◆ **Task description**:
Format every line in the rows below as a JSON list of strings, with one string per line and blank lines omitted.
+--
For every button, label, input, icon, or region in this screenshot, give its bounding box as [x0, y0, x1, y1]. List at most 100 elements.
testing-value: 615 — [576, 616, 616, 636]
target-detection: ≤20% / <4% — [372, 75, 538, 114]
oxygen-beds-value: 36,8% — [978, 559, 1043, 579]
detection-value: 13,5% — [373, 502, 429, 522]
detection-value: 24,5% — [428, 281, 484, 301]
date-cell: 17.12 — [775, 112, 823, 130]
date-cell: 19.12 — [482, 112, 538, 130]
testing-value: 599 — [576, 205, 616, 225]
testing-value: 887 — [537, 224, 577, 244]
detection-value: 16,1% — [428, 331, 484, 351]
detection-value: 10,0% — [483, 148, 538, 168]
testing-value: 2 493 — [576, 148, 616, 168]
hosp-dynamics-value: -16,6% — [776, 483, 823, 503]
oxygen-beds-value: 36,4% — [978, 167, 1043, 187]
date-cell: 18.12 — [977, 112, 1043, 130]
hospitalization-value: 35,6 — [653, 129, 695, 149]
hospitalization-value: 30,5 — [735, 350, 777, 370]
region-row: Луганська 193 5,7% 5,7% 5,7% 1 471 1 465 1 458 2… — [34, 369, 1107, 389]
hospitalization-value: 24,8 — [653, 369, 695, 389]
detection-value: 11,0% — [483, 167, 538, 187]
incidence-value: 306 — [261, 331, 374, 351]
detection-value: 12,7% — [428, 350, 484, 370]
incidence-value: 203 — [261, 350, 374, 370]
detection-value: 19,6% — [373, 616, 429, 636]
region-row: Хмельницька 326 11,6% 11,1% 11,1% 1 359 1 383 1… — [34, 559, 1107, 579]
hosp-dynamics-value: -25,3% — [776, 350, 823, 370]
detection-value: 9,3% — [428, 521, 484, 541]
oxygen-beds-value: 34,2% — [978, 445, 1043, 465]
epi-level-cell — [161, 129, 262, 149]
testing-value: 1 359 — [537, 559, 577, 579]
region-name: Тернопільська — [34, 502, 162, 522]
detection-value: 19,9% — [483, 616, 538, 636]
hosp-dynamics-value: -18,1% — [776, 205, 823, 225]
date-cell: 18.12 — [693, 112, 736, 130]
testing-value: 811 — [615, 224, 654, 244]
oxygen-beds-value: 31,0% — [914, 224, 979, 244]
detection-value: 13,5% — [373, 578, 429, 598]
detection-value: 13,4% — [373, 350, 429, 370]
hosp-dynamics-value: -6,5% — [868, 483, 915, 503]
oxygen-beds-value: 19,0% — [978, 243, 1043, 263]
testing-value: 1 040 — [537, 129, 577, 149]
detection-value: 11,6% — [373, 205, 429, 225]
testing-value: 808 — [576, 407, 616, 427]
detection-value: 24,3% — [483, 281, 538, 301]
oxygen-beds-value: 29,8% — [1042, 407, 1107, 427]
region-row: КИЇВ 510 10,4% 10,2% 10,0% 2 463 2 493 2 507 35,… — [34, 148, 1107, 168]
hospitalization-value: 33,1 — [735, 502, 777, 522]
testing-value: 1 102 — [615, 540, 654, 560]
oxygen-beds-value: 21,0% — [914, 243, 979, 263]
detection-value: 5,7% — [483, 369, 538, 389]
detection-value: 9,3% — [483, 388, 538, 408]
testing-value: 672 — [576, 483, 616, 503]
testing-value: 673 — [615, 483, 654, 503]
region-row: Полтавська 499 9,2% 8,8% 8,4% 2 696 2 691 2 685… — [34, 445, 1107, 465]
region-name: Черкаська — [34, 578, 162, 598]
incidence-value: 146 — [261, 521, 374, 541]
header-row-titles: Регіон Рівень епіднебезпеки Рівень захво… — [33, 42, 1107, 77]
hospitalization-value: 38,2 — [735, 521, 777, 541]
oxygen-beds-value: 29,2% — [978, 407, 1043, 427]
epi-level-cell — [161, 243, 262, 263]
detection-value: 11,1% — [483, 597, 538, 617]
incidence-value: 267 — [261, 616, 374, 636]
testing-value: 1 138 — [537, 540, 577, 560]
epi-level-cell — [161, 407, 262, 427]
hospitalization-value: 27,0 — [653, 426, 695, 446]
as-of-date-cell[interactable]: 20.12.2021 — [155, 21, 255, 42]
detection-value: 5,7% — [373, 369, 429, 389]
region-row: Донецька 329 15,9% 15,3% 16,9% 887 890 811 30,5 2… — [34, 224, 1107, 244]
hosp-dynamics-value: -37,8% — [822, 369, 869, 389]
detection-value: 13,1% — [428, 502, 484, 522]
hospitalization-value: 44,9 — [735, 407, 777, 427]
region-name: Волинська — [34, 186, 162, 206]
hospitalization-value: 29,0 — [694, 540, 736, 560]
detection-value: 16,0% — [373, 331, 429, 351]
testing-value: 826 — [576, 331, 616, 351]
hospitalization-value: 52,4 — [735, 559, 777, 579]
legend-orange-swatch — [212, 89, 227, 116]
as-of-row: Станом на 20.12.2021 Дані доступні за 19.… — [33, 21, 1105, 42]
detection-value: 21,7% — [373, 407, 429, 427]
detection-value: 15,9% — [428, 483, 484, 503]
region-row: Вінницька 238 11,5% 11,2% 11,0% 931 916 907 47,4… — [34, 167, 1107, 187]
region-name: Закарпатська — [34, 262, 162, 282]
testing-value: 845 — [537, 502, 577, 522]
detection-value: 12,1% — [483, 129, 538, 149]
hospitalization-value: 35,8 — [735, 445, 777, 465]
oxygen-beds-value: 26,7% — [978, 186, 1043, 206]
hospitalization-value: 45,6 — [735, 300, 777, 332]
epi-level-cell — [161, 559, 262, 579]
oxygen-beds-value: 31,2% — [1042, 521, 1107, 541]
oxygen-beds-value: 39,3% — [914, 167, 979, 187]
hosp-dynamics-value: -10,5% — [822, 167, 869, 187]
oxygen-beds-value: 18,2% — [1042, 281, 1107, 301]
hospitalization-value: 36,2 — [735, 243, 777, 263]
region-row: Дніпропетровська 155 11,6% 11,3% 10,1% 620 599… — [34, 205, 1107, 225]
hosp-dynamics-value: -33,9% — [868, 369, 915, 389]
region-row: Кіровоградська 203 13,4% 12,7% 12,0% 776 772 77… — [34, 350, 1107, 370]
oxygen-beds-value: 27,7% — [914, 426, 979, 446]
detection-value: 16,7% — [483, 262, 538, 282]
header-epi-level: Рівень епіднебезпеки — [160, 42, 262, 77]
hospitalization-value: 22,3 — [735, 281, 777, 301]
+--
◆ **Result of the exercise**:
[
  "For every button, label, input, icon, or region in this screenshot, give its bounding box as [x0, y0, x1, y1]. List at most 100 elements.",
  "testing-value: 615 — [576, 616, 616, 636]",
  "target-detection: ≤20% / <4% — [372, 75, 538, 114]",
  "oxygen-beds-value: 36,8% — [978, 559, 1043, 579]",
  "detection-value: 13,5% — [373, 502, 429, 522]",
  "detection-value: 24,5% — [428, 281, 484, 301]",
  "date-cell: 17.12 — [775, 112, 823, 130]",
  "date-cell: 19.12 — [482, 112, 538, 130]",
  "testing-value: 599 — [576, 205, 616, 225]",
  "testing-value: 887 — [537, 224, 577, 244]",
  "detection-value: 16,1% — [428, 331, 484, 351]",
  "detection-value: 10,0% — [483, 148, 538, 168]",
  "testing-value: 2 493 — [576, 148, 616, 168]",
  "hosp-dynamics-value: -16,6% — [776, 483, 823, 503]",
  "oxygen-beds-value: 36,4% — [978, 167, 1043, 187]",
  "date-cell: 18.12 — [977, 112, 1043, 130]",
  "hospitalization-value: 35,6 — [653, 129, 695, 149]",
  "hospitalization-value: 30,5 — [735, 350, 777, 370]",
  "region-row: Луганська 193 5,7% 5,7% 5,7% 1 471 1 465 1 458 2… — [34, 369, 1107, 389]",
  "hospitalization-value: 24,8 — [653, 369, 695, 389]",
  "detection-value: 11,0% — [483, 167, 538, 187]",
  "incidence-value: 306 — [261, 331, 374, 351]",
  "detection-value: 12,7% — [428, 350, 484, 370]",
  "incidence-value: 203 — [261, 350, 374, 370]",
  "detection-value: 19,6% — [373, 616, 429, 636]",
  "region-row: Хмельницька 326 11,6% 11,1% 11,1% 1 359 1 383 1… — [34, 559, 1107, 579]",
  "hosp-dynamics-value: -25,3% — [776, 350, 823, 370]",
  "detection-value: 9,3% — [428, 521, 484, 541]",
  "oxygen-beds-value: 34,2% — [978, 445, 1043, 465]",
  "epi-level-cell — [161, 129, 262, 149]",
  "testing-value: 1 359 — [537, 559, 577, 579]",
  "region-name: Тернопільська — [34, 502, 162, 522]",
  "detection-value: 19,9% — [483, 616, 538, 636]",
  "hosp-dynamics-value: -18,1% — [776, 205, 823, 225]",
  "date-cell: 18.12 — [693, 112, 736, 130]",
  "testing-value: 811 — [615, 224, 654, 244]",
  "oxygen-beds-value: 31,0% — [914, 224, 979, 244]",
  "detection-value: 13,5% — [373, 578, 429, 598]",
  "detection-value: 13,4% — [373, 350, 429, 370]",
  "hosp-dynamics-value: -6,5% — [868, 483, 915, 503]",
  "oxygen-beds-value: 19,0% — [978, 243, 1043, 263]",
  "testing-value: 1 040 — [537, 129, 577, 149]",
  "detection-value: 11,6% — [373, 205, 429, 225]",
  "testing-value: 808 — [576, 407, 616, 427]",
  "detection-value: 24,3% — [483, 281, 538, 301]",
  "oxygen-beds-value: 29,8% — [1042, 407, 1107, 427]",
  "region-row: КИЇВ 510 10,4% 10,2% 10,0% 2 463 2 493 2 507 35,… — [34, 148, 1107, 168]",
  "hospitalization-value: 33,1 — [735, 502, 777, 522]",
  "testing-value: 1 102 — [615, 540, 654, 560]",
  "oxygen-beds-value: 21,0% — [914, 243, 979, 263]",
  "detection-value: 5,7% — [483, 369, 538, 389]",
  "detection-value: 9,3% — [483, 388, 538, 408]",
  "testing-value: 672 — [576, 483, 616, 503]",
  "testing-value: 673 — [615, 483, 654, 503]",
  "region-row: Полтавська 499 9,2% 8,8% 8,4% 2 696 2 691 2 685… — [34, 445, 1107, 465]",
  "region-name: Черкаська — [34, 578, 162, 598]",
  "incidence-value: 146 — [261, 521, 374, 541]",
  "header-row-titles: Регіон Рівень епіднебезпеки Рівень захво… — [33, 42, 1107, 77]",
  "hospitalization-value: 38,2 — [735, 521, 777, 541]",
  "oxygen-beds-value: 29,2% — [978, 407, 1043, 427]",
  "epi-level-cell — [161, 243, 262, 263]",
  "detection-value: 11,1% — [483, 597, 538, 617]",
  "incidence-value: 267 — [261, 616, 374, 636]",
  "testing-value: 1 138 — [537, 540, 577, 560]",
  "epi-level-cell — [161, 407, 262, 427]",
  "hospitalization-value: 27,0 — [653, 426, 695, 446]",
  "as-of-date-cell[interactable]: 20.12.2021 — [155, 21, 255, 42]",
  "detection-value: 5,7% — [373, 369, 429, 389]",
  "region-row: Донецька 329 15,9% 15,3% 16,9% 887 890 811 30,5 2… — [34, 224, 1107, 244]",
  "hosp-dynamics-value: -37,8% — [822, 369, 869, 389]",
  "detection-value: 13,1% — [428, 502, 484, 522]",
  "hospitalization-value: 44,9 — [735, 407, 777, 427]",
  "region-name: Волинська — [34, 186, 162, 206]",
  "hospitalization-value: 29,0 — [694, 540, 736, 560]",
  "detection-value: 16,0% — [373, 331, 429, 351]",
  "testing-value: 826 — [576, 331, 616, 351]",
  "hospitalization-value: 52,4 — [735, 559, 777, 579]",
  "legend-orange-swatch — [212, 89, 227, 116]",
  "as-of-row: Станом на 20.12.2021 Дані доступні за 19.… — [33, 21, 1105, 42]",
  "detection-value: 21,7% — [373, 407, 429, 427]",
  "detection-value: 15,9% — [428, 483, 484, 503]",
  "region-row: Вінницька 238 11,5% 11,2% 11,0% 931 916 907 47,4… — [34, 167, 1107, 187]",
  "region-name: Закарпатська — [34, 262, 162, 282]",
  "testing-value: 845 — [537, 502, 577, 522]",
  "detection-value: 12,1% — [483, 129, 538, 149]",
  "hospitalization-value: 35,8 — [735, 445, 777, 465]",
  "oxygen-beds-value: 26,7% — [978, 186, 1043, 206]",
  "hospitalization-value: 45,6 — [735, 300, 777, 332]",
  "epi-level-cell — [161, 559, 262, 579]",
  "oxygen-beds-value: 31,2% — [1042, 521, 1107, 541]",
  "oxygen-beds-value: 39,3% — [914, 167, 979, 187]",
  "hosp-dynamics-value: -10,5% — [822, 167, 869, 187]",
  "oxygen-beds-value: 18,2% — [1042, 281, 1107, 301]",
  "hospitalization-value: 36,2 — [735, 243, 777, 263]",
  "region-row: Дніпропетровська 155 11,6% 11,3% 10,1% 620 599… — [34, 205, 1107, 225]",
  "hosp-dynamics-value: -33,9% — [868, 369, 915, 389]",
  "region-row: Кіровоградська 203 13,4% 12,7% 12,0% 776 772 77… — [34, 350, 1107, 370]",
  "oxygen-beds-value: 27,7% — [914, 426, 979, 446]",
  "detection-value: 16,7% — [483, 262, 538, 282]",
  "header-epi-level: Рівень епіднебезпеки — [160, 42, 262, 77]",
  "hospitalization-value: 22,3 — [735, 281, 777, 301]"
]